## Work required
Using the listing below, report all lines holding the word "novels".

## Data records

---+---

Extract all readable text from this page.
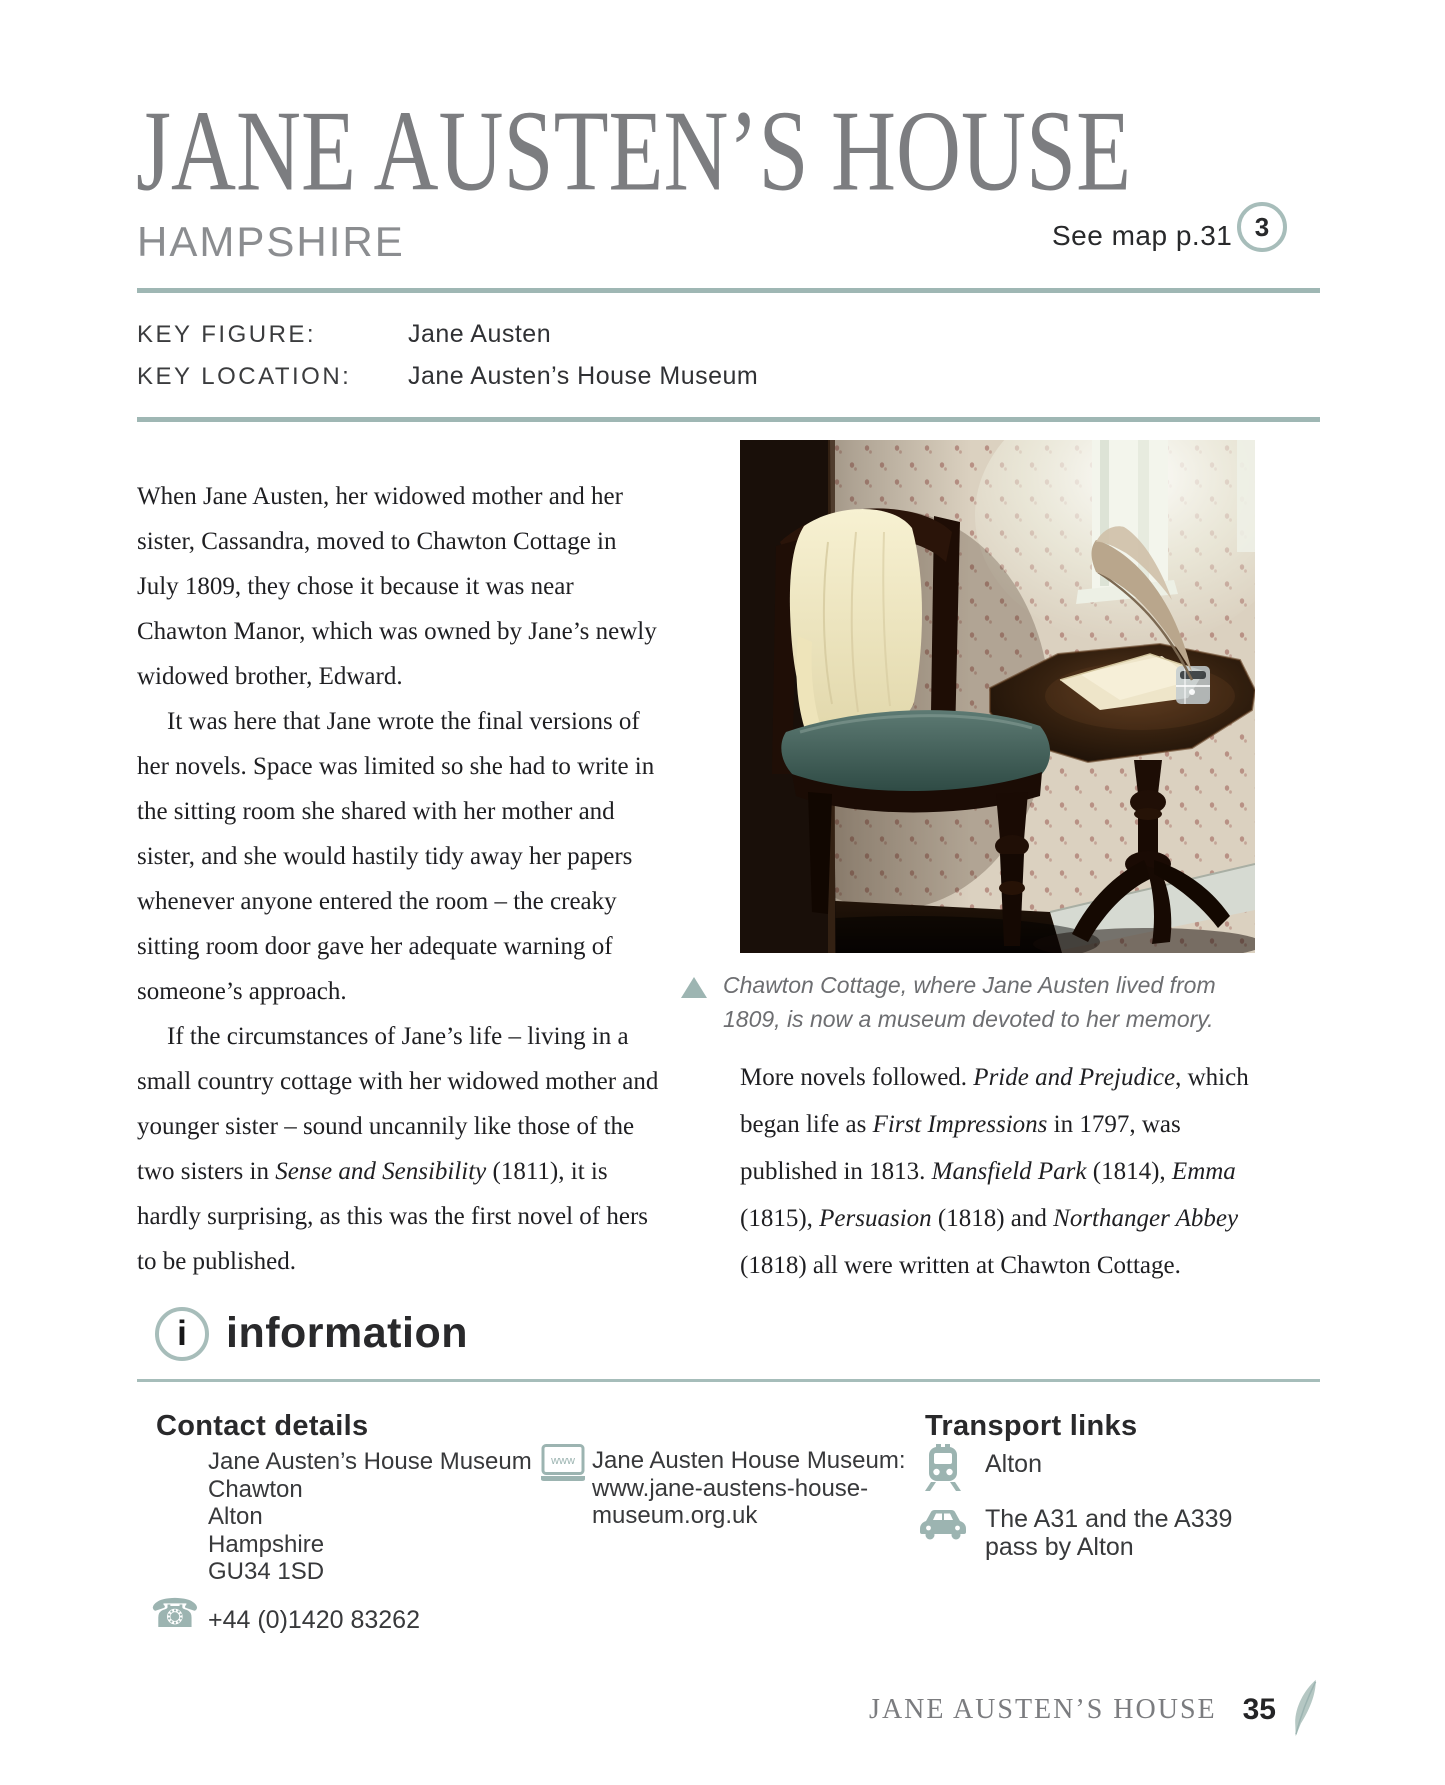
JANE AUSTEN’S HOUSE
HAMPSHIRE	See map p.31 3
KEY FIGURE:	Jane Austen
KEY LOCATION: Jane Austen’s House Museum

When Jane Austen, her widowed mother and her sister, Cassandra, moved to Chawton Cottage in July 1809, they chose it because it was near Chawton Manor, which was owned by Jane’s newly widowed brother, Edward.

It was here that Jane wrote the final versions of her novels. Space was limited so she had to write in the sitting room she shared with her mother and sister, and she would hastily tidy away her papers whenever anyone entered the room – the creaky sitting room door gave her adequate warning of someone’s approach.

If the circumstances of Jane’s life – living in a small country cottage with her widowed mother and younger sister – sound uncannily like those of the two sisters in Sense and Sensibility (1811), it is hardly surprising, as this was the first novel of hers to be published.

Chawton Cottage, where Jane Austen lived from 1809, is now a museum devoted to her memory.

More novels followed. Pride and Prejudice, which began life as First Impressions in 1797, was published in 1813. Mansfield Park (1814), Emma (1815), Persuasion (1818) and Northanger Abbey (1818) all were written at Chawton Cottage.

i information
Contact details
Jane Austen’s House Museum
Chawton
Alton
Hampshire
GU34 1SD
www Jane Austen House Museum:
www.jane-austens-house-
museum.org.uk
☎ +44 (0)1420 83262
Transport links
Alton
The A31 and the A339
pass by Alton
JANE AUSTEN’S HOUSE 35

---+---

## Task solution
It was here that Jane wrote the final versions of her novels. Space was limited so she had to write in the sitting room she shared with her mother and sister, and she would hastily tidy away her papers whenever anyone entered the room – the creaky sitting room door gave her adequate warning of someone’s approach.
More novels followed. Pride and Prejudice, which began life as First Impressions in 1797, was published in 1813. Mansfield Park (1814), Emma (1815), Persuasion (1818) and Northanger Abbey (1818) all were written at Chawton Cottage.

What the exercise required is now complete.